Non starò a raccontare la mia storia perchè sarebbe lunga. Vi dico solo che sono sposata e con un bimbo. Ho scoperto il tradimento di mio marito, avvenuto in un momento di crisi del rapporto, percepito da entrambi ma non affrontato da me. L'ho perdonato perchè ho sempre avuto stima di lui come persona, e credo che sia stato davvero un errore.
Ora va tutto bene, è molto premuroso e presente, mi dice in continuazione che mi ama, e sembra tutto avere nuova vita e verve.... solo che io sono ossessionata dal pensiero che mi stia tradendo ancora. Ormai è diventato un pensiero fisso. Quando mi ha tradito era freddo e scostante, usciva sempre, non riusciva a dirmi ti amo. Ora sono spaventata dal fatto che continui a tradirmi con la stessa persona (una collega di lavoro) ma che sia semplicemente diventato bravo nel mentire. Non so come uscirne....
Secondo voi è possibile che, nonostante sia così premuroso e presente, mi tradisca ancora? Non è il tipo di persona da non farsi logorare dai sensi di colpa... forse sono solo io che non riesco a tornare alla lucidità...
Qualcuno di voi è traditore? Come si comporta con la moglie? Insomma voglio capire se siete piu freddi o se è possibile essere ultra dolci e presenti, pur continuando a tradirle (e calcolando di essere già stati scoperti poi...).
Aiutatemia  capire vi prego...


----------



## Grande82 (6 Maggio 2010)

azazel ha detto:


> Ciao ragazzi, dopo varie letture mi sono decisa a scrivere per farvi una domanda diretta.
> Non starò a raccontare la mia storia perchè sarebbe lunga. Vi dico solo che sono sposata e con un bimbo. Ho scoperto il tradimento di mio marito, avvenuto in un momento di crisi del rapporto, percepito da entrambi ma non affrontato da me. L'ho perdonato perchè ho sempre avuto stima di lui come persona, e credo che sia stato davvero un errore.
> Ora va tutto bene, è molto premuroso e presente, mi dice in continuazione che mi ama, e sembra tutto avere nuova vita e verve.... solo che io sono ossessionata dal pensiero che mi stia tradendo ancora. Ormai è diventato un pensiero fisso. Quando mi ha tradito era freddo e scostante, usciva sempre, non riusciva a dirmi ti amo. Ora sono spaventata dal fatto che continui a tradirmi con la stessa persona (una collega di lavoro) ma che sia semplicemente diventato bravo nel mentire. Non so come uscirne....

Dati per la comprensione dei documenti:
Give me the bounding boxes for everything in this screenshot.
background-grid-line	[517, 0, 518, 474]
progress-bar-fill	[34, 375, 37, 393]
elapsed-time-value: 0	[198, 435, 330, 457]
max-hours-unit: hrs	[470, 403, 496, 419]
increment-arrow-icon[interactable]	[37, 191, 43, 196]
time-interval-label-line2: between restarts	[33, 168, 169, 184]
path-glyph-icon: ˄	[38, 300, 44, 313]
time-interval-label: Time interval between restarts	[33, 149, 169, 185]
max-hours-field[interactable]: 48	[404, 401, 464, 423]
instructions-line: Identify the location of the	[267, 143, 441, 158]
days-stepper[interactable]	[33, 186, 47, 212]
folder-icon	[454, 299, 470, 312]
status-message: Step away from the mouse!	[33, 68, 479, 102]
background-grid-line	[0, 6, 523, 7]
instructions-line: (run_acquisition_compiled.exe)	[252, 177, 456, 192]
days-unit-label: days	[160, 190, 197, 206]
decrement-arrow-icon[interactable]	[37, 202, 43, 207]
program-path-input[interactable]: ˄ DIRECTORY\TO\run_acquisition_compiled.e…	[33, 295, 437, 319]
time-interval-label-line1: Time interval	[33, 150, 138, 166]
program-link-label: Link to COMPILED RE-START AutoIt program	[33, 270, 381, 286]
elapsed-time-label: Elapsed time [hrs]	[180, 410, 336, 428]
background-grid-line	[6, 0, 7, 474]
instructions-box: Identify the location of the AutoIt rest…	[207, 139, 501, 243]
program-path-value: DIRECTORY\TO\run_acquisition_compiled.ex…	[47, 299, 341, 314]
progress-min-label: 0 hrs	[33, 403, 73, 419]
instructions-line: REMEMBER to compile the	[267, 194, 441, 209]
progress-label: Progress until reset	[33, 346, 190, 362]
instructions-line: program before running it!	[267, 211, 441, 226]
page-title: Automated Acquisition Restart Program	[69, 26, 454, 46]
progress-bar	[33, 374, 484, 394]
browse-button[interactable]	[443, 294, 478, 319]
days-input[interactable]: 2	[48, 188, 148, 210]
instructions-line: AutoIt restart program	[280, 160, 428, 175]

# [ISTRUZIONI DELL'ESERCIZIO]
1/ Copia dal testo sul tradimento il passaggio che va da "Secondo voi è" fino a "stati scoperti poi...).".
2/ Prosegui il testo sul tradimento a partire dall'ultima frase riportata.
I dati provengono da un'altra fonte.

# [RISULTATI PER COMPITO]
1/
Secondo voi è possibile che, nonostante sia così premuroso e presente, mi tradisca ancora? Non è il tipo di persona da non farsi logorare dai sensi di colpa... forse sono solo io che non riesco a tornare alla lucidità...
Qualcuno di voi è traditore? Come si comporta con la moglie? Insomma voglio capire se siete piu freddi o se è possibile essere ultra dolci e presenti, pur continuando a tradirle (e calcolando di essere già stati scoperti poi...).

2/
> Secondo voi è possibile che, nonostante sia così premuroso e presente, mi tradisca ancora? Non è il tipo di persona da non farsi logorare dai sensi di colpa... forse sono solo io che non riesco a tornare alla lucidità...
> ...


benvenuta azazel, direi a spanne che tu non hai affatto perdonato o superato, ma hai nascosto il tradimento sotto il tappeto ragionando solo con la testa e decidenzo razionalmente che l'uomo che conosci non poteva aver fatto tanto male consciamente e volontariamente e che andava perdonato.
Penso che un tradimento sia una cosa superabilissima in una coppia, ma non nascondendo, bensì tirando fuori da sotto al tappeto tutto, ma proprio tutto quello che non va e che non è andato. A volte si può farlo in due, a volte serve un terzo (come un consulente di coppia).
Lui ti tradisce ancora? Perchè dovrebbe farlo? Non dovreste aver superato e affrontato quei problemi che vi hanno allontanati ? Oppure avete solo deciso di dire 'ripartiamo da qui' per non trovare troppa polvere sotto quel tappeto?


----------



## Kid (6 Maggio 2010)

azazel ha detto:


> Ciao ragazzi, dopo varie letture mi sono decisa a scrivere per farvi una domanda diretta.
> Non starò a raccontare la mia storia perchè sarebbe lunga. Vi dico solo che sono sposata e con un bimbo. Ho scoperto il tradimento di mio marito, avvenuto in un momento di crisi del rapporto, percepito da entrambi ma non affrontato da me. L'ho perdonato perchè ho sempre avuto stima di lui come persona, e credo che sia stato davvero un errore.
> Ora va tutto bene, è molto premuroso e presente, mi dice in continuazione che mi ama, e sembra tutto avere nuova vita e verve.... solo che io sono ossessionata dal pensiero che mi stia tradendo ancora. Ormai è diventato un pensiero fisso. Quando mi ha tradito era freddo e scostante, usciva sempre, non riusciva a dirmi ti amo. Ora sono spaventata dal fatto che continui a tradirmi con la stessa persona (una collega di lavoro) ma che sia semplicemente diventato bravo nel mentire. Non so come uscirne....
> Secondo voi è possibile che, nonostante sia così premuroso e presente, mi tradisca ancora? Non è il tipo di persona da non farsi logorare dai sensi di colpa... forse sono solo io che non riesco a tornare alla lucidità...
> ...



Posso solo riportarti l'esperienza mia e di mia moglie....

Eravamo freddi e distaccati entrambi. Ti direi di stare tranquilla, a meno che tuo marito non sia una gran faccia di bronzo.

In bocca al lupo


----------



## Papero (6 Maggio 2010)

azazel ha detto:


> Ciao ragazzi, dopo varie letture mi sono decisa a scrivere per farvi una domanda diretta.
> Non starò a raccontare la mia storia perchè sarebbe lunga. Vi dico solo che sono sposata e con un bimbo. Ho scoperto il tradimento di mio marito, avvenuto in un momento di crisi del rapporto, percepito da entrambi ma non affrontato da me. L'ho perdonato perchè ho sempre avuto stima di lui come persona, e credo che sia stato davvero un errore.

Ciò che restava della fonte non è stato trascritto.